## Given exercise
Scan the listing below. Report each line that includes "JSON".

::::::

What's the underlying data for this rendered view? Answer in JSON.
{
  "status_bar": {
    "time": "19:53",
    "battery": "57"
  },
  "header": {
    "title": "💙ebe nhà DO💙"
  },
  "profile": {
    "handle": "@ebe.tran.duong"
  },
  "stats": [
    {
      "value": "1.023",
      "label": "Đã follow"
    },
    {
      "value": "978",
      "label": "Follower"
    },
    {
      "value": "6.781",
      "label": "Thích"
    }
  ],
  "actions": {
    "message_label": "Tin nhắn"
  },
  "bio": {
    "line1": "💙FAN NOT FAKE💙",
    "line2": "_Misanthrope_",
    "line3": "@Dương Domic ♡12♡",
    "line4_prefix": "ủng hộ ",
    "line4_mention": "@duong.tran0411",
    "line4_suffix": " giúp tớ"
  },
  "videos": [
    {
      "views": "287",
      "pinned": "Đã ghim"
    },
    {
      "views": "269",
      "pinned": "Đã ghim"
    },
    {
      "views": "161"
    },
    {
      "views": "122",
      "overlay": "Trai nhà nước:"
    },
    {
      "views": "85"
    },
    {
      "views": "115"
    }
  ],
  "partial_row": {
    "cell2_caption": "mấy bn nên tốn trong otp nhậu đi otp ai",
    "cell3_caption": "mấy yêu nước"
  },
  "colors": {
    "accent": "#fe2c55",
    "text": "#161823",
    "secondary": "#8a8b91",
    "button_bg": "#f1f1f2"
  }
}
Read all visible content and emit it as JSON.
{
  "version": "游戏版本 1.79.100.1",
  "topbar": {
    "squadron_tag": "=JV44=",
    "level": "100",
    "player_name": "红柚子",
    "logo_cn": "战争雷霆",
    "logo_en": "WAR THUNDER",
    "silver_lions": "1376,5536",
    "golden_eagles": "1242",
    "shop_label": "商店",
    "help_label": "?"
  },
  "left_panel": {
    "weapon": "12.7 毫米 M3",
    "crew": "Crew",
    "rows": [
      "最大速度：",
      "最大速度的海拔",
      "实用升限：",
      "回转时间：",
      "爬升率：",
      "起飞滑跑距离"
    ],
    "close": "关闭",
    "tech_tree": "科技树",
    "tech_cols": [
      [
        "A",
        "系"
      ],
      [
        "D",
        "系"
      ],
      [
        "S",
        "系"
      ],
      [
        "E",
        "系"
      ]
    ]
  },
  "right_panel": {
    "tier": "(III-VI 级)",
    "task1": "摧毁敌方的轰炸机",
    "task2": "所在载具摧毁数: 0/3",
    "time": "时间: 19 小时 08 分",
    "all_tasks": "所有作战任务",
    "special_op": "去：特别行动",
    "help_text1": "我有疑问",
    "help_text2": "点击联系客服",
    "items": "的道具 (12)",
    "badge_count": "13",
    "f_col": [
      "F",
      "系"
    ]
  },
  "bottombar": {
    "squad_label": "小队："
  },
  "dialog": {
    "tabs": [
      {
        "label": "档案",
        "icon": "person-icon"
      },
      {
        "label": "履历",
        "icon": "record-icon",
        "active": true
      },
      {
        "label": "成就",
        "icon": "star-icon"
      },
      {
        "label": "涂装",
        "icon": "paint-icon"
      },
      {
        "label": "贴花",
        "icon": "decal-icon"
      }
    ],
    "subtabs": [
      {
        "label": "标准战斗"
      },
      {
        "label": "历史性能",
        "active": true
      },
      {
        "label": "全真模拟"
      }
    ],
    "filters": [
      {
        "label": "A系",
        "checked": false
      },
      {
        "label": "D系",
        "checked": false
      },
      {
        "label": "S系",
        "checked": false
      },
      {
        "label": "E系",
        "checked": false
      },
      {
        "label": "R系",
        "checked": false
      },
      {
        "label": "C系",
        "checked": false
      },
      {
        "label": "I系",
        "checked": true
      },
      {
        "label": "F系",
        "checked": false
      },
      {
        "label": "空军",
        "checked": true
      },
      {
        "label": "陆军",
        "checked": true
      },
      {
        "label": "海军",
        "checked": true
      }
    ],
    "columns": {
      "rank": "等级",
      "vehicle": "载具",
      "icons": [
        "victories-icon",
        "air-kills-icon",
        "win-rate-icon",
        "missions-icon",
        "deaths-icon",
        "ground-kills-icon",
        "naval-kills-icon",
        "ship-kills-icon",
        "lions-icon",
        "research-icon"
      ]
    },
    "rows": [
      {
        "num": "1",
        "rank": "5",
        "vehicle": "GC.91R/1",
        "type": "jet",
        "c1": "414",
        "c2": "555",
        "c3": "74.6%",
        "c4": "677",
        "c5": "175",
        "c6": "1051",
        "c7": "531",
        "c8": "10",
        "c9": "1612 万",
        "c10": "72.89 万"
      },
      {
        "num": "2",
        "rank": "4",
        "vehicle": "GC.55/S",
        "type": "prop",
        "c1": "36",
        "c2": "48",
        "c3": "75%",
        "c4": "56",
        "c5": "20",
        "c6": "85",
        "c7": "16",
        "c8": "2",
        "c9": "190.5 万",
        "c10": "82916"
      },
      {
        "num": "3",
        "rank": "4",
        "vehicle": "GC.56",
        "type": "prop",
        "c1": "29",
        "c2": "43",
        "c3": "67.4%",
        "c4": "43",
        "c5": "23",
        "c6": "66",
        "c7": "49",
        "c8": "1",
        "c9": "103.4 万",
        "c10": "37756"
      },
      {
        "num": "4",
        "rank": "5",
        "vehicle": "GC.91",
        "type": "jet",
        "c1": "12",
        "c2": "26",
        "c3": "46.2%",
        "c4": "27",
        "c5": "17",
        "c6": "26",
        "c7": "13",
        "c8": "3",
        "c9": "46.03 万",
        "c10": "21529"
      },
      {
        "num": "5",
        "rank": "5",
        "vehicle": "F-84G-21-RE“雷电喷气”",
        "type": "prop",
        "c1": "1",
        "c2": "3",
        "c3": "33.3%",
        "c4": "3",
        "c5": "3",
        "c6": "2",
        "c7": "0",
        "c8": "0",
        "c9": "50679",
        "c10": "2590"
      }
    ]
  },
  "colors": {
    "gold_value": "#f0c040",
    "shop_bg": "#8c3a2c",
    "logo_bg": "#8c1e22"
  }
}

::::::

## Final result
What's the underlying data for this rendered view? Answer in JSON.
Read all visible content and emit it as JSON.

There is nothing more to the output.